--- Start INFORMATION SUPPLIED ---

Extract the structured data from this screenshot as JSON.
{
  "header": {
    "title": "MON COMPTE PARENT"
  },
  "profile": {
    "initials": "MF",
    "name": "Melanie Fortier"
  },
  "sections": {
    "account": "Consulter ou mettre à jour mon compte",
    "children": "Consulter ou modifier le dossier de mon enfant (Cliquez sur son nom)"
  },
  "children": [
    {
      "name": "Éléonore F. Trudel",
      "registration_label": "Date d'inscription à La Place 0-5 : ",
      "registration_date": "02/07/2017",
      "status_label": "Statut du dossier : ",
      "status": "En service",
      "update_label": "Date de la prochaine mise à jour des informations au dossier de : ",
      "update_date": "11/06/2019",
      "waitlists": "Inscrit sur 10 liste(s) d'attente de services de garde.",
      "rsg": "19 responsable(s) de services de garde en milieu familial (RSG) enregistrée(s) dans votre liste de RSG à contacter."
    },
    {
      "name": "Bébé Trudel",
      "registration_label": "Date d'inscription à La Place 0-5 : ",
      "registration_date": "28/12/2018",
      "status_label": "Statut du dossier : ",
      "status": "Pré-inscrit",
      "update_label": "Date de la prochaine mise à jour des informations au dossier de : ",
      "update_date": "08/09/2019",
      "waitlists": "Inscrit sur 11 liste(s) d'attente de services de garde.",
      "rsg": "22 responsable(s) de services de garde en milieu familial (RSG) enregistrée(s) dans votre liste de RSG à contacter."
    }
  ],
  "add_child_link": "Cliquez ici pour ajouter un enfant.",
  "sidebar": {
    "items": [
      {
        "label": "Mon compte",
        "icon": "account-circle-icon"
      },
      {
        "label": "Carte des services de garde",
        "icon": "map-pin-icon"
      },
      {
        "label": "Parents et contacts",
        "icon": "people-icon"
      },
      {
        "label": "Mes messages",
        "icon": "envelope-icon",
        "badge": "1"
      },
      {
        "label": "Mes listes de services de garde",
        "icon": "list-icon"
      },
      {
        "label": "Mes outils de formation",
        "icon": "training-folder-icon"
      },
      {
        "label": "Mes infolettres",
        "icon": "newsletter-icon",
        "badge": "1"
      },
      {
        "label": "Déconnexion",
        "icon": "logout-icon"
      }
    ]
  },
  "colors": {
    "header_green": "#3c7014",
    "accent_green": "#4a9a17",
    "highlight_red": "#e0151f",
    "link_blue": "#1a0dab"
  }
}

--- End INFORMATION SUPPLIED ---

TO BE DONE: Identify every line where the string "Consulter" appears.

RESPONSE:
    "account": "Consulter ou mettre à jour mon compte",
    "children": "Consulter ou modifier le dossier de mon enfant (Cliquez sur son nom)"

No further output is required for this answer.